Records contained in a dataset:

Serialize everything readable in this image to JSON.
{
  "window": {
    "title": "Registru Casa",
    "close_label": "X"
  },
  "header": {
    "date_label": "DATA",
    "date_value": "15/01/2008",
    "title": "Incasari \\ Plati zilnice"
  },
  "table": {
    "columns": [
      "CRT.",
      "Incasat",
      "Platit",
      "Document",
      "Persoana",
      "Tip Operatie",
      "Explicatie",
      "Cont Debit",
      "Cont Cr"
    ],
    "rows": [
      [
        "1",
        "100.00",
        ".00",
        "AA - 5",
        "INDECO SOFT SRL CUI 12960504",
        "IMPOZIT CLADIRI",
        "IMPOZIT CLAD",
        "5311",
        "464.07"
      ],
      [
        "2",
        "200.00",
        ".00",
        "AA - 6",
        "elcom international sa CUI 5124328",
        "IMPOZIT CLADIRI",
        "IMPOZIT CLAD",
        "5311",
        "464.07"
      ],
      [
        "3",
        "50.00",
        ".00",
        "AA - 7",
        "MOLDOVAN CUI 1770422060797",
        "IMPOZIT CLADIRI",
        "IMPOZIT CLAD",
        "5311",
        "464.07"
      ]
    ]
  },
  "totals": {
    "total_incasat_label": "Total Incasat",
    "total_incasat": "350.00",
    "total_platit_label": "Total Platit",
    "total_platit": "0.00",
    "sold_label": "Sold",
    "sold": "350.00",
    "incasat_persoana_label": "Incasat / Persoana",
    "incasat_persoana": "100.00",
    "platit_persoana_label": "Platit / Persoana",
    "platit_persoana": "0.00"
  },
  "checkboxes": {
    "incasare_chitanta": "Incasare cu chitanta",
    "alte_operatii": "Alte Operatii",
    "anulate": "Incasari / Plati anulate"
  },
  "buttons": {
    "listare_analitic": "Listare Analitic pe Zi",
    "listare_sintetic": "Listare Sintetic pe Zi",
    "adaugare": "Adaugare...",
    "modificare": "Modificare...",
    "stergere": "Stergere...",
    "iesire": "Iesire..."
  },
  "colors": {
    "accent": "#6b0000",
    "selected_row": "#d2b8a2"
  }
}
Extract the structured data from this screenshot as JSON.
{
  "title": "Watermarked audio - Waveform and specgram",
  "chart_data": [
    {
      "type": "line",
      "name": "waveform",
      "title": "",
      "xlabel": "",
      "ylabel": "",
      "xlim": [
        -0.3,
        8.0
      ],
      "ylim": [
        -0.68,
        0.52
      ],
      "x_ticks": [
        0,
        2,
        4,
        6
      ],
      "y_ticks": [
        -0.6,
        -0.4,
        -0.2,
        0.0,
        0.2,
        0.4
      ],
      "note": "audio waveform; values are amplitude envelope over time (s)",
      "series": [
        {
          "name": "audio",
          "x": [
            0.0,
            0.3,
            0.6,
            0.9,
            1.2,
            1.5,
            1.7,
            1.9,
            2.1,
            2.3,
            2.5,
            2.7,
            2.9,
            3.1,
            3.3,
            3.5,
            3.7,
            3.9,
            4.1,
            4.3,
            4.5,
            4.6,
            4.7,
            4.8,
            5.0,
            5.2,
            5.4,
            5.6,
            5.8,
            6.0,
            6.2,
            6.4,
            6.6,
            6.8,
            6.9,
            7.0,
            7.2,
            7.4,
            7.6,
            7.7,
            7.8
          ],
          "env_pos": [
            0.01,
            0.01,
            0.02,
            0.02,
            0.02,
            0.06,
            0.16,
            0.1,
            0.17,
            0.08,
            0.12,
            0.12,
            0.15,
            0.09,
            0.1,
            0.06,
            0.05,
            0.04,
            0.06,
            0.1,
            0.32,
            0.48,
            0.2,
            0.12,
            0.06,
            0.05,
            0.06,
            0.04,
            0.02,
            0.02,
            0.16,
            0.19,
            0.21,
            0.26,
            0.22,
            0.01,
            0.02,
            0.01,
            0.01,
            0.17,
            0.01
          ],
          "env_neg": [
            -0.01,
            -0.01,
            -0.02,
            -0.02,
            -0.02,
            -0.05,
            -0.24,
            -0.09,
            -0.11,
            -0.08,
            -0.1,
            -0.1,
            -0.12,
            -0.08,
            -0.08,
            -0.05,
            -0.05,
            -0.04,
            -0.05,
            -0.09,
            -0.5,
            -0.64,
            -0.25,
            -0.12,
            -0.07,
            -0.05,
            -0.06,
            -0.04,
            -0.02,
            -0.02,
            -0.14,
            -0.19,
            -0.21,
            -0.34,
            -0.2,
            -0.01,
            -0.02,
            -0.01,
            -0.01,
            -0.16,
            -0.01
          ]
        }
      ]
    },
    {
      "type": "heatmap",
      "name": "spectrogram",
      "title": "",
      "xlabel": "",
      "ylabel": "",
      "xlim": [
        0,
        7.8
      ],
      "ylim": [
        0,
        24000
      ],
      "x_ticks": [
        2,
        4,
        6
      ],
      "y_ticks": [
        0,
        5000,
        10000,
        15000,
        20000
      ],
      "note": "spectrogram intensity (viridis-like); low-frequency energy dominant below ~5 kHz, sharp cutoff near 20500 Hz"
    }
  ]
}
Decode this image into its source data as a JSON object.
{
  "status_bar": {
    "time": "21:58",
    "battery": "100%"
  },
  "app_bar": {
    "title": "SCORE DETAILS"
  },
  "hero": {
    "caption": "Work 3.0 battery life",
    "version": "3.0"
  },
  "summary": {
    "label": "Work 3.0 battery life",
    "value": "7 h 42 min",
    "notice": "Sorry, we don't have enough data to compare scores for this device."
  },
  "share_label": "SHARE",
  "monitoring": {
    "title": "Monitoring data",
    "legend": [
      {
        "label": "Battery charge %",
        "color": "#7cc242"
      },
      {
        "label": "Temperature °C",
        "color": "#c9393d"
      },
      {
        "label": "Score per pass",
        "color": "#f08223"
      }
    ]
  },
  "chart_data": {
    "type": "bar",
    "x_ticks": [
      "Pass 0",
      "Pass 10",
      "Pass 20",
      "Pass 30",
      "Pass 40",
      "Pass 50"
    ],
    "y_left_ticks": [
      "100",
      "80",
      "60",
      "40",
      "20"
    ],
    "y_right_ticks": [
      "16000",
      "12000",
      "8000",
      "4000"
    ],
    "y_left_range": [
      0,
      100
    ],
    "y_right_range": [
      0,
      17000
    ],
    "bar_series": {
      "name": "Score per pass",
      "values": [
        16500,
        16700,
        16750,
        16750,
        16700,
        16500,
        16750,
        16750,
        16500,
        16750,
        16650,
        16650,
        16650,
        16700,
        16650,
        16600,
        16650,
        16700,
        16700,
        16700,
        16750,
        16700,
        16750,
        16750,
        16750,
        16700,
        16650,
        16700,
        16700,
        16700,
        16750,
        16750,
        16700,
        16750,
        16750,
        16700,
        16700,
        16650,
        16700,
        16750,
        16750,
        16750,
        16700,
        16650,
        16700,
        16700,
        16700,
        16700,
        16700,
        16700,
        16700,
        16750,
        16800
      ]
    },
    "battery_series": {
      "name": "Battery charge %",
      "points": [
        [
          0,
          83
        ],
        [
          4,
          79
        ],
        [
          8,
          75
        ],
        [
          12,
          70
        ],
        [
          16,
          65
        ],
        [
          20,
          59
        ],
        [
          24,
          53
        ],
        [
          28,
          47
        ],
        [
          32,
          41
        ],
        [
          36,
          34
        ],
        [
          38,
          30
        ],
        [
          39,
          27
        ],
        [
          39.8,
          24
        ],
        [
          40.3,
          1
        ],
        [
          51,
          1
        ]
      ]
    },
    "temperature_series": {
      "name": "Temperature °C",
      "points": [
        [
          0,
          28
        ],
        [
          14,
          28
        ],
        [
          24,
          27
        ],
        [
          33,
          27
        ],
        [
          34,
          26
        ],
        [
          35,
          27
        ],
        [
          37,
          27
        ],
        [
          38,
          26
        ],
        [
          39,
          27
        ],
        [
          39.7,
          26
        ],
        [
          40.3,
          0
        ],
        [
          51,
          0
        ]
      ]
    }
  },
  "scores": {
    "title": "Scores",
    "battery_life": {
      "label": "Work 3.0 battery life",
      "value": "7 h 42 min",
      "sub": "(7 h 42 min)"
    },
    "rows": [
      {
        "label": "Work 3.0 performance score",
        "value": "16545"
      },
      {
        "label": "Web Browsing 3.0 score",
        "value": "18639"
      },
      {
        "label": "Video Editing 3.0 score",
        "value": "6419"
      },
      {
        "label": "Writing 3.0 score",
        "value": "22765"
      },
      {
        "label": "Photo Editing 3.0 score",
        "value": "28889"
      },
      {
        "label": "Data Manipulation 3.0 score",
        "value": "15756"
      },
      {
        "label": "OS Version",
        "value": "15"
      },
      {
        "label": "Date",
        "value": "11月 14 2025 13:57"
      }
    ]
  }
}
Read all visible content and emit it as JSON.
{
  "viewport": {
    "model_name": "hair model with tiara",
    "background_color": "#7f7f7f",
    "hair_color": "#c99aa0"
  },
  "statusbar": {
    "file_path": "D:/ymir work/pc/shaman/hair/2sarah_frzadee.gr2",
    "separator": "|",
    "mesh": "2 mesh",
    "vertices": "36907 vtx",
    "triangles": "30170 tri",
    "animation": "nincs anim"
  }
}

▶ **What to produce**: In the listing, find every line containing the word "charge" and list it.

▶ **Written solution**:
        "label": "Battery charge %",
      "name": "Battery charge %",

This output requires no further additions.